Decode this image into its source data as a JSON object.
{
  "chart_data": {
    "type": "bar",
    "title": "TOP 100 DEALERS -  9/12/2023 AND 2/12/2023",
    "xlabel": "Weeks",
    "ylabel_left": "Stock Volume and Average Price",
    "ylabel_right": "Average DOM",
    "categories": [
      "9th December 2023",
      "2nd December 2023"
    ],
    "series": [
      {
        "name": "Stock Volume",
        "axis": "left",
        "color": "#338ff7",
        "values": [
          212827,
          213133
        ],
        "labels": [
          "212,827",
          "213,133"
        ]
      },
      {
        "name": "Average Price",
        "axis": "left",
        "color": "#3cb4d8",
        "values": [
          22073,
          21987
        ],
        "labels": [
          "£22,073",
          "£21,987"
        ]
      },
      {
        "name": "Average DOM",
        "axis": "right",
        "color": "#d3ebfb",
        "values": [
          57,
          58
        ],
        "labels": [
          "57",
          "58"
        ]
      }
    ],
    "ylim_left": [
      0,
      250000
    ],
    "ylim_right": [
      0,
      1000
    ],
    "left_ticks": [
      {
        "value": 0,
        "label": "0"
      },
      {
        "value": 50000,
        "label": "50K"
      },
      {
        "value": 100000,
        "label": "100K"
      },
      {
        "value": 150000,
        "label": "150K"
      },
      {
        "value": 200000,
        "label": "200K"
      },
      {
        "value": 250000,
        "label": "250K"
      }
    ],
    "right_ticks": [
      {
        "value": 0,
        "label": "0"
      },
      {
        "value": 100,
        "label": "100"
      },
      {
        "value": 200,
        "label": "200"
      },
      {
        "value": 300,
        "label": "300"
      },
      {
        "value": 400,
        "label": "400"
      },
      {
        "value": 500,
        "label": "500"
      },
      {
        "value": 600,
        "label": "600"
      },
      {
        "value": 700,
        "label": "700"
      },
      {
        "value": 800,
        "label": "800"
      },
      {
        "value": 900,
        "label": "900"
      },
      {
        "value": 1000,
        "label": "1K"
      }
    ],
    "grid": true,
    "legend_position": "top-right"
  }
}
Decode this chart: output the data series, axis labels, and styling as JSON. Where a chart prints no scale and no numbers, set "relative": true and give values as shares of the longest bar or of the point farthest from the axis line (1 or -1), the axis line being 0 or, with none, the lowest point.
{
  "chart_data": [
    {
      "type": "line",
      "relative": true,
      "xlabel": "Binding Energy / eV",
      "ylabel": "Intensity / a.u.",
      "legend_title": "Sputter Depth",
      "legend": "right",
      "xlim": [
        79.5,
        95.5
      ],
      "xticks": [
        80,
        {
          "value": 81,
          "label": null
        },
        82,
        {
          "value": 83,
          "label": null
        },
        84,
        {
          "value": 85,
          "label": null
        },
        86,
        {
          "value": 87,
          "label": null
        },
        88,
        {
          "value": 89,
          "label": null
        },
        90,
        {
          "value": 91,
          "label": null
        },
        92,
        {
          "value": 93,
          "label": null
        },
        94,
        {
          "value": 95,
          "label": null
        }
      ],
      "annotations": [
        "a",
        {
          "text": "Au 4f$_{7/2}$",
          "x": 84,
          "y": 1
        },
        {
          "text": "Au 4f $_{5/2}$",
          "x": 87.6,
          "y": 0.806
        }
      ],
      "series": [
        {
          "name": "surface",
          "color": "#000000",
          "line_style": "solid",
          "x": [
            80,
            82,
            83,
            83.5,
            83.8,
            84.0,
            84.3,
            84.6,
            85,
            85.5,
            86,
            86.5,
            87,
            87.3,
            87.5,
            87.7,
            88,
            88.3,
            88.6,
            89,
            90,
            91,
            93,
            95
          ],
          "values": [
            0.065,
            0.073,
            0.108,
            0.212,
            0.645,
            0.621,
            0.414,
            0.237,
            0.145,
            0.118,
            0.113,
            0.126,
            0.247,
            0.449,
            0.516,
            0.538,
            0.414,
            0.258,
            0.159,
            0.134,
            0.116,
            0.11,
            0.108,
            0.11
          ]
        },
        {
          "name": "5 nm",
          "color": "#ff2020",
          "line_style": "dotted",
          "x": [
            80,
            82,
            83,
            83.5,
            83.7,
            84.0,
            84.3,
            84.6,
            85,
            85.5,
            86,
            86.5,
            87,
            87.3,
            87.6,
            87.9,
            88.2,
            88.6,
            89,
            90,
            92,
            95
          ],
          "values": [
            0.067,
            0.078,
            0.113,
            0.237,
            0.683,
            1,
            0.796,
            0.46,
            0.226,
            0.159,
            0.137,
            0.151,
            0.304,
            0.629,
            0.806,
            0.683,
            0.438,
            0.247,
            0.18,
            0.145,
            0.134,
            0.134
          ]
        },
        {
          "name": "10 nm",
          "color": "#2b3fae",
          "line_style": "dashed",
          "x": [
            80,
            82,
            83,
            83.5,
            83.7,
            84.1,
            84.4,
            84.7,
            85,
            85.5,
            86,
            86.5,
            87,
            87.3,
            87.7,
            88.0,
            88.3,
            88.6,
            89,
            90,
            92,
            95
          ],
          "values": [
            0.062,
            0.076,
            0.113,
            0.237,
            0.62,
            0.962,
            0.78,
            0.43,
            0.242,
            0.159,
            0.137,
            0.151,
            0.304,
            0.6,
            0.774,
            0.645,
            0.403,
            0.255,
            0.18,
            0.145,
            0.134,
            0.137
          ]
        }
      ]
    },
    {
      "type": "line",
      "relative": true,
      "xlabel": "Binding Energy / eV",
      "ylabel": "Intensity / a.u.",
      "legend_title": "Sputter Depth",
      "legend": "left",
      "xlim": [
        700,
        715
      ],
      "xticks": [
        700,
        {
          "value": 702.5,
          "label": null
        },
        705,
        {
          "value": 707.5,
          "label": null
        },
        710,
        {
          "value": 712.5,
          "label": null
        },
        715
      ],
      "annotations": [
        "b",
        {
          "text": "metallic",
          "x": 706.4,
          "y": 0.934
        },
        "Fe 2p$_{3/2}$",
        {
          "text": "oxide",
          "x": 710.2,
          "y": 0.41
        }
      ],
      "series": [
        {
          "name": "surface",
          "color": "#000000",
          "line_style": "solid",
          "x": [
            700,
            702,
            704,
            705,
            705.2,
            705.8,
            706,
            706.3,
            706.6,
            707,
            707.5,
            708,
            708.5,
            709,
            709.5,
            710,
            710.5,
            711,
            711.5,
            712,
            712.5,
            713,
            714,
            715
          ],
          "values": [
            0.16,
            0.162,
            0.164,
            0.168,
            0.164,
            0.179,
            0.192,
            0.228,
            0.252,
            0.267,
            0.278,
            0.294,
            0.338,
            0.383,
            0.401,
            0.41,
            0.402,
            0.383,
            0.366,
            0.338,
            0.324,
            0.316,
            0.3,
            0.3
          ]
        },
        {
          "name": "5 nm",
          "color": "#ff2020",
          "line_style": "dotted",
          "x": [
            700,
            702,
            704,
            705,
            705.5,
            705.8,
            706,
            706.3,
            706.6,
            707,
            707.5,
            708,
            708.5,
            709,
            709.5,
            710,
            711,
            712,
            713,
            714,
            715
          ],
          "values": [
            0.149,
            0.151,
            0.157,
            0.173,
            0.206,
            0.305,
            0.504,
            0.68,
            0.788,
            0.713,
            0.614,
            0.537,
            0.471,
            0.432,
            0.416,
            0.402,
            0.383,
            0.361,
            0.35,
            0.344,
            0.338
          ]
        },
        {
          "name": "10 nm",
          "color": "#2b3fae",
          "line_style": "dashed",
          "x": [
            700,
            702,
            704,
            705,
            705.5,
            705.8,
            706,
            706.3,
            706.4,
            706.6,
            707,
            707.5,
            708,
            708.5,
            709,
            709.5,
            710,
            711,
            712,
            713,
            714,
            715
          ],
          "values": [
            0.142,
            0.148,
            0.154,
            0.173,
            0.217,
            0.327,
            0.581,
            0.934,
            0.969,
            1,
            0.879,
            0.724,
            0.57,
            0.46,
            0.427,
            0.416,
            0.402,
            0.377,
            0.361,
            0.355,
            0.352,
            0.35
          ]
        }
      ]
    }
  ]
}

== == ==

● WHAT IS NEEDED
Using the entries above, tally how many lines have the word "JSON" in them; write the number and nothing more.

● IN RESPONSE
2